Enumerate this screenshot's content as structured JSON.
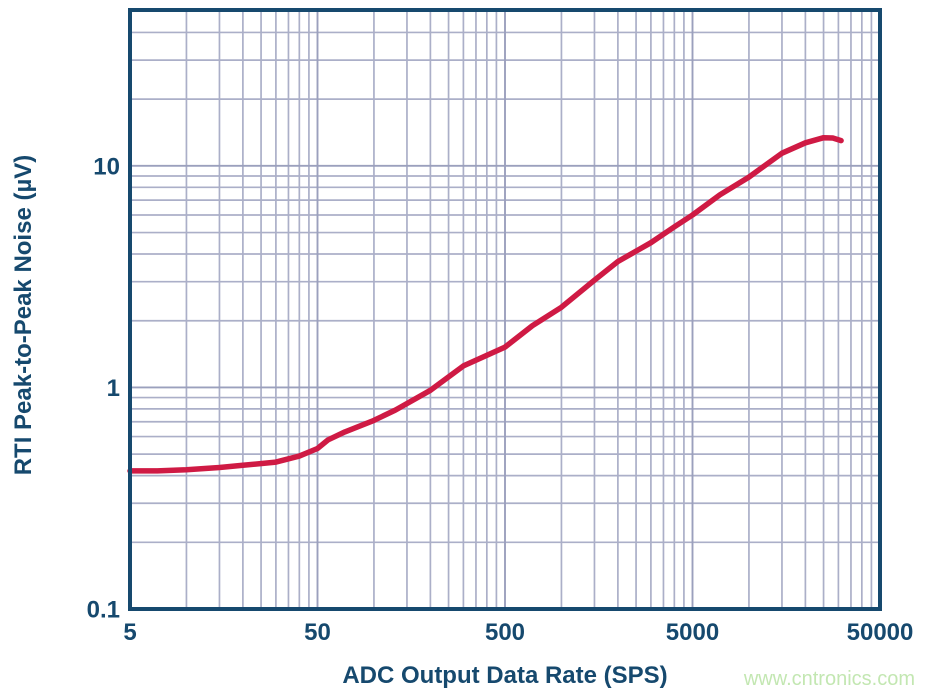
{
  "colors": {
    "background": "#ffffff",
    "axis_and_text": "#16496e",
    "grid_minor": "#abafc8",
    "grid_major": "#9ba0bd",
    "curve": "#cf1a44",
    "watermark": "#c3e7b2"
  },
  "watermark": {
    "text": "www.cntronics.com"
  },
  "chart_data": {
    "type": "line",
    "title": "",
    "xlabel": "ADC Output Data Rate (SPS)",
    "ylabel": "RTI Peak-to-Peak Noise (µV)",
    "x_scale": "log",
    "y_scale": "log",
    "xlim": [
      5,
      50000
    ],
    "ylim": [
      0.1,
      50.5
    ],
    "grid": "log major + minor, full box border",
    "legend": "none",
    "x_ticks": [
      5,
      50,
      500,
      5000,
      50000
    ],
    "x_tick_labels": [
      "5",
      "50",
      "500",
      "5000",
      "50000"
    ],
    "y_ticks": [
      0.1,
      1,
      10
    ],
    "y_tick_labels": [
      "0.1",
      "1",
      "10"
    ],
    "x_major_gridlines": [
      50,
      500,
      5000
    ],
    "x_minor_gridlines": [
      10,
      15,
      20,
      25,
      30,
      35,
      40,
      45,
      100,
      150,
      200,
      250,
      300,
      350,
      400,
      450,
      1000,
      1500,
      2000,
      2500,
      3000,
      3500,
      4000,
      4500,
      10000,
      15000,
      20000,
      25000,
      30000,
      35000,
      40000,
      45000
    ],
    "y_major_gridlines": [
      1,
      10
    ],
    "y_minor_gridlines": [
      0.2,
      0.3,
      0.4,
      0.5,
      0.6,
      0.7,
      0.8,
      0.9,
      2,
      3,
      4,
      5,
      6,
      7,
      8,
      9,
      20,
      30,
      40,
      50
    ],
    "series": [
      {
        "name": "rti-peak-to-peak-noise",
        "x": [
          5,
          7,
          10,
          15,
          20,
          30,
          40,
          50,
          57,
          70,
          100,
          130,
          200,
          300,
          500,
          700,
          1000,
          1500,
          2000,
          3000,
          4000,
          5000,
          7000,
          10000,
          15000,
          20000,
          25000,
          28000,
          31000
        ],
        "y": [
          0.42,
          0.42,
          0.425,
          0.435,
          0.445,
          0.46,
          0.49,
          0.53,
          0.58,
          0.63,
          0.71,
          0.79,
          0.97,
          1.25,
          1.52,
          1.9,
          2.3,
          3.05,
          3.7,
          4.5,
          5.3,
          6.0,
          7.4,
          8.9,
          11.4,
          12.7,
          13.4,
          13.35,
          13.0
        ]
      }
    ]
  }
}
————
== Task instructions ==
Images in the data above are to be skipped. Retype all other material exactly.

== Correct result ==
Enumerate this screenshot's content as structured JSON.
{
  "colors": {
    "background": "#ffffff",
    "axis_and_text": "#16496e",
    "grid_minor": "#abafc8",
    "grid_major": "#9ba0bd",
    "curve": "#cf1a44",
    "watermark": "#c3e7b2"
  },
  "watermark": {
    "text": "www.cntronics.com"
  },
  "chart_data": {
    "type": "line",
    "title": "",
    "xlabel": "ADC Output Data Rate (SPS)",
    "ylabel": "RTI Peak-to-Peak Noise (µV)",
    "x_scale": "log",
    "y_scale": "log",
    "xlim": [
      5,
      50000
    ],
    "ylim": [
      0.1,
      50.5
    ],
    "grid": "log major + minor, full box border",
    "legend": "none",
    "x_ticks": [
      5,
      50,
      500,
      5000,
      50000
    ],
    "x_tick_labels": [
      "5",
      "50",
      "500",
      "5000",
      "50000"
    ],
    "y_ticks": [
      0.1,
      1,
      10
    ],
    "y_tick_labels": [
      "0.1",
      "1",
      "10"
    ],
    "x_major_gridlines": [
      50,
      500,
      5000
    ],
    "x_minor_gridlines": [
      10,
      15,
      20,
      25,
      30,
      35,
      40,
      45,
      100,
      150,
      200,
      250,
      300,
      350,
      400,
      450,
      1000,
      1500,
      2000,
      2500,
      3000,
      3500,
      4000,
      4500,
      10000,
      15000,
      20000,
      25000,
      30000,
      35000,
      40000,
      45000
    ],
    "y_major_gridlines": [
      1,
      10
    ],
    "y_minor_gridlines": [
      0.2,
      0.3,
      0.4,
      0.5,
      0.6,
      0.7,
      0.8,
      0.9,
      2,
      3,
      4,
      5,
      6,
      7,
      8,
      9,
      20,
      30,
      40,
      50
    ],
    "series": [
      {
        "name": "rti-peak-to-peak-noise",
        "x": [
          5,
          7,
          10,
          15,
          20,
          30,
          40,
          50,
          57,
          70,
          100,
          130,
          200,
          300,
          500,
          700,
          1000,
          1500,
          2000,
          3000,
          4000,
          5000,
          7000,
          10000,
          15000,
          20000,
          25000,
          28000,
          31000
        ],
        "y": [
          0.42,
          0.42,
          0.425,
          0.435,
          0.445,
          0.46,
          0.49,
          0.53,
          0.58,
          0.63,
          0.71,
          0.79,
          0.97,
          1.25,
          1.52,
          1.9,
          2.3,
          3.05,
          3.7,
          4.5,
          5.3,
          6.0,
          7.4,
          8.9,
          11.4,
          12.7,
          13.4,
          13.35,
          13.0
        ]
      }
    ]
  }
}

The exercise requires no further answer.